WHAT YOU WILL DO:
Can you put every line of the records below into a numbered list, leaving out blank lines and the pictures?

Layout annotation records
╭──
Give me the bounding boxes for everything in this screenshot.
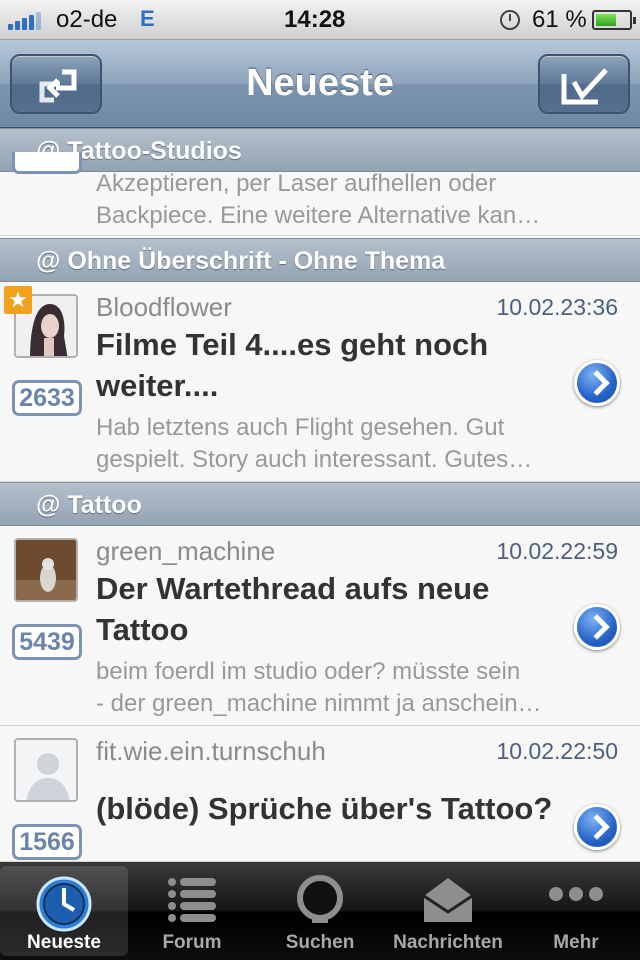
snippet-line: Hab letztens auch Flight gesehen. Gut bbox=[96, 414, 505, 441]
section-header: @ Ohne Überschrift - Ohne Thema bbox=[0, 238, 640, 282]
thread-title: (blöde) Sprüche über's Tattoo? bbox=[96, 791, 553, 826]
disclosure-button[interactable] bbox=[574, 360, 620, 406]
list-icon bbox=[168, 878, 216, 922]
post-date: 10.02.22:59 bbox=[496, 538, 618, 564]
snippet-line: gespielt. Story auch interessant. Gutes… bbox=[96, 446, 533, 473]
status-time: 14:28 bbox=[284, 6, 346, 33]
author-name: fit.wie.ein.turnschuh bbox=[96, 736, 326, 766]
battery-percent: 61 % bbox=[532, 6, 587, 33]
list-item[interactable]: ★ 2633 Bloodflower 10.02.23:36 Filme Tei… bbox=[0, 282, 640, 482]
avatar bbox=[14, 538, 78, 602]
snippet-line: Akzeptieren, per Laser aufhellen oder bbox=[96, 170, 497, 197]
search-icon bbox=[297, 875, 343, 923]
list-item[interactable]: 5439 green_machine 10.02.22:59 Der Warte… bbox=[0, 526, 640, 726]
list-item[interactable]: 1566 fit.wie.ein.turnschuh 10.02.22:50 (… bbox=[0, 726, 640, 862]
tab-label: Forum bbox=[162, 932, 222, 953]
post-date: 10.02.22:50 bbox=[496, 738, 618, 764]
post-date: 10.02.23:36 bbox=[496, 294, 618, 320]
thread-title: Der Wartethread aufs neue Tattoo bbox=[96, 571, 490, 647]
favorite-star-icon: ★ bbox=[4, 286, 32, 314]
section-header: @ Tattoo-Studios bbox=[0, 128, 640, 172]
author-name: green_machine bbox=[96, 536, 276, 566]
mark-read-button[interactable] bbox=[538, 54, 630, 114]
alarm-icon bbox=[500, 10, 520, 30]
reply-count-badge: 2633 bbox=[12, 380, 82, 416]
tab-forum[interactable]: Forum bbox=[128, 862, 256, 960]
snippet-line: Backpiece. Eine weitere Alternative kan… bbox=[96, 202, 541, 229]
reply-count-badge: 1566 bbox=[12, 824, 82, 860]
list-item[interactable]: Akzeptieren, per Laser aufhellen oder Ba… bbox=[0, 152, 640, 236]
battery-icon bbox=[592, 10, 636, 30]
tab-suchen[interactable]: Suchen bbox=[256, 862, 384, 960]
tab-mehr[interactable]: Mehr bbox=[512, 862, 640, 960]
network-type: E bbox=[140, 6, 155, 31]
more-dots-icon bbox=[549, 887, 603, 901]
tab-label: Nachrichten bbox=[393, 932, 503, 953]
thread-title: Filme Teil 4....es geht noch weiter.... bbox=[96, 327, 489, 403]
status-bar: o2-de E 14:28 61 % bbox=[0, 0, 640, 40]
tab-label: Suchen bbox=[285, 932, 355, 953]
clock-icon bbox=[36, 876, 92, 932]
checkmark-icon bbox=[561, 68, 608, 105]
tab-nachrichten[interactable]: Nachrichten bbox=[384, 862, 512, 960]
reply-count-badge: 5439 bbox=[12, 624, 82, 660]
tab-label: Neueste bbox=[27, 932, 101, 953]
tab-label: Mehr bbox=[553, 932, 599, 953]
author-name: Bloodflower bbox=[96, 292, 232, 322]
reply-count-badge bbox=[12, 152, 82, 174]
snippet-line: beim foerdl im studio oder? müsste sein bbox=[96, 658, 521, 685]
disclosure-button[interactable] bbox=[574, 804, 620, 850]
snippet-line: - der green_machine nimmt ja anschein… bbox=[96, 690, 542, 717]
tab-bar: Neueste Forum Suchen Nachrichten Mehr bbox=[0, 862, 640, 960]
signal-strength-icon bbox=[8, 12, 41, 30]
disclosure-button[interactable] bbox=[574, 604, 620, 650]
carrier-name: o2-de bbox=[56, 6, 118, 33]
section-header: @ Tattoo bbox=[0, 482, 640, 526]
default-avatar-icon bbox=[14, 738, 78, 802]
tab-neueste[interactable]: Neueste bbox=[0, 866, 128, 956]
envelope-icon bbox=[423, 878, 473, 922]
navigation-bar: Neueste bbox=[0, 40, 640, 128]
╰──
COMPLETE OUTPUT:
1. Give me the bounding boxes for everything in this screenshot.
2. snippet-line: Hab letztens auch Flight gesehen. Gut bbox=[96, 414, 505, 441]
3. section-header: @ Ohne Überschrift - Ohne Thema bbox=[0, 238, 640, 282]
4. thread-title: (blöde) Sprüche über's Tattoo? bbox=[96, 791, 553, 826]
5. disclosure-button[interactable] bbox=[574, 360, 620, 406]
6. list-icon bbox=[168, 878, 216, 922]
7. post-date: 10.02.22:59 bbox=[496, 538, 618, 564]
8. snippet-line: gespielt. Story auch interessant. Gutes… bbox=[96, 446, 533, 473]
9. status-time: 14:28 bbox=[284, 6, 346, 33]
10. author-name: fit.wie.ein.turnschuh bbox=[96, 736, 326, 766]
11. battery-percent: 61 % bbox=[532, 6, 587, 33]
12. list-item[interactable]: ★ 2633 Bloodflower 10.02.23:36 Filme Tei… bbox=[0, 282, 640, 482]
13. avatar bbox=[14, 538, 78, 602]
14. snippet-line: Akzeptieren, per Laser aufhellen oder bbox=[96, 170, 497, 197]
15. search-icon bbox=[297, 875, 343, 923]
16. list-item[interactable]: 5439 green_machine 10.02.22:59 Der Warte… bbox=[0, 526, 640, 726]
17. list-item[interactable]: 1566 fit.wie.ein.turnschuh 10.02.22:50 (… bbox=[0, 726, 640, 862]
18. tab-label: Forum bbox=[162, 932, 222, 953]
19. post-date: 10.02.22:50 bbox=[496, 738, 618, 764]
20. post-date: 10.02.23:36 bbox=[496, 294, 618, 320]
21. thread-title: Der Wartethread aufs neue Tattoo bbox=[96, 571, 490, 647]
22. favorite-star-icon: ★ bbox=[4, 286, 32, 314]
23. section-header: @ Tattoo-Studios bbox=[0, 128, 640, 172]
24. author-name: green_machine bbox=[96, 536, 276, 566]
25. mark-read-button[interactable] bbox=[538, 54, 630, 114]
26. alarm-icon bbox=[500, 10, 520, 30]
27. reply-count-badge: 2633 bbox=[12, 380, 82, 416]
28. tab-forum[interactable]: Forum bbox=[128, 862, 256, 960]
29. snippet-line: Backpiece. Eine weitere Alternative kan… bbox=[96, 202, 541, 229]
30. reply-count-badge: 1566 bbox=[12, 824, 82, 860]
31. list-item[interactable]: Akzeptieren, per Laser aufhellen oder Ba… bbox=[0, 152, 640, 236]
32. battery-icon bbox=[592, 10, 636, 30]
33. tab-suchen[interactable]: Suchen bbox=[256, 862, 384, 960]
34. tab-mehr[interactable]: Mehr bbox=[512, 862, 640, 960]
35. network-type: E bbox=[140, 6, 155, 31]
36. more-dots-icon bbox=[549, 887, 603, 901]
37. tab-label: Nachrichten bbox=[393, 932, 503, 953]
38. thread-title: Filme Teil 4....es geht noch weiter.... bbox=[96, 327, 489, 403]
39. status-bar: o2-de E 14:28 61 % bbox=[0, 0, 640, 40]
40. tab-label: Suchen bbox=[285, 932, 355, 953]
41. clock-icon bbox=[36, 876, 92, 932]
42. checkmark-icon bbox=[561, 68, 608, 105]
43. tab-nachrichten[interactable]: Nachrichten bbox=[384, 862, 512, 960]
44. reply-count-badge: 5439 bbox=[12, 624, 82, 660]
45. tab-label: Neueste bbox=[27, 932, 101, 953]
46. tab-label: Mehr bbox=[553, 932, 599, 953]
47. author-name: Bloodflower bbox=[96, 292, 232, 322]
48. reply-count-badge bbox=[12, 152, 82, 174]
49. snippet-line: beim foerdl im studio oder? müsste sein bbox=[96, 658, 521, 685]
50. disclosure-button[interactable] bbox=[574, 804, 620, 850]
51. snippet-line: - der green_machine nimmt ja anschein… bbox=[96, 690, 542, 717]
52. tab-bar: Neueste Forum Suchen Nachrichten Mehr bbox=[0, 862, 640, 960]
53. signal-strength-icon bbox=[8, 12, 41, 30]
54. disclosure-button[interactable] bbox=[574, 604, 620, 650]
55. carrier-name: o2-de bbox=[56, 6, 118, 33]
56. section-header: @ Tattoo bbox=[0, 482, 640, 526]
57. default-avatar-icon bbox=[14, 738, 78, 802]
58. tab-neueste[interactable]: Neueste bbox=[0, 866, 128, 956]
59. envelope-icon bbox=[423, 878, 473, 922]
60. navigation-bar: Neueste bbox=[0, 40, 640, 128]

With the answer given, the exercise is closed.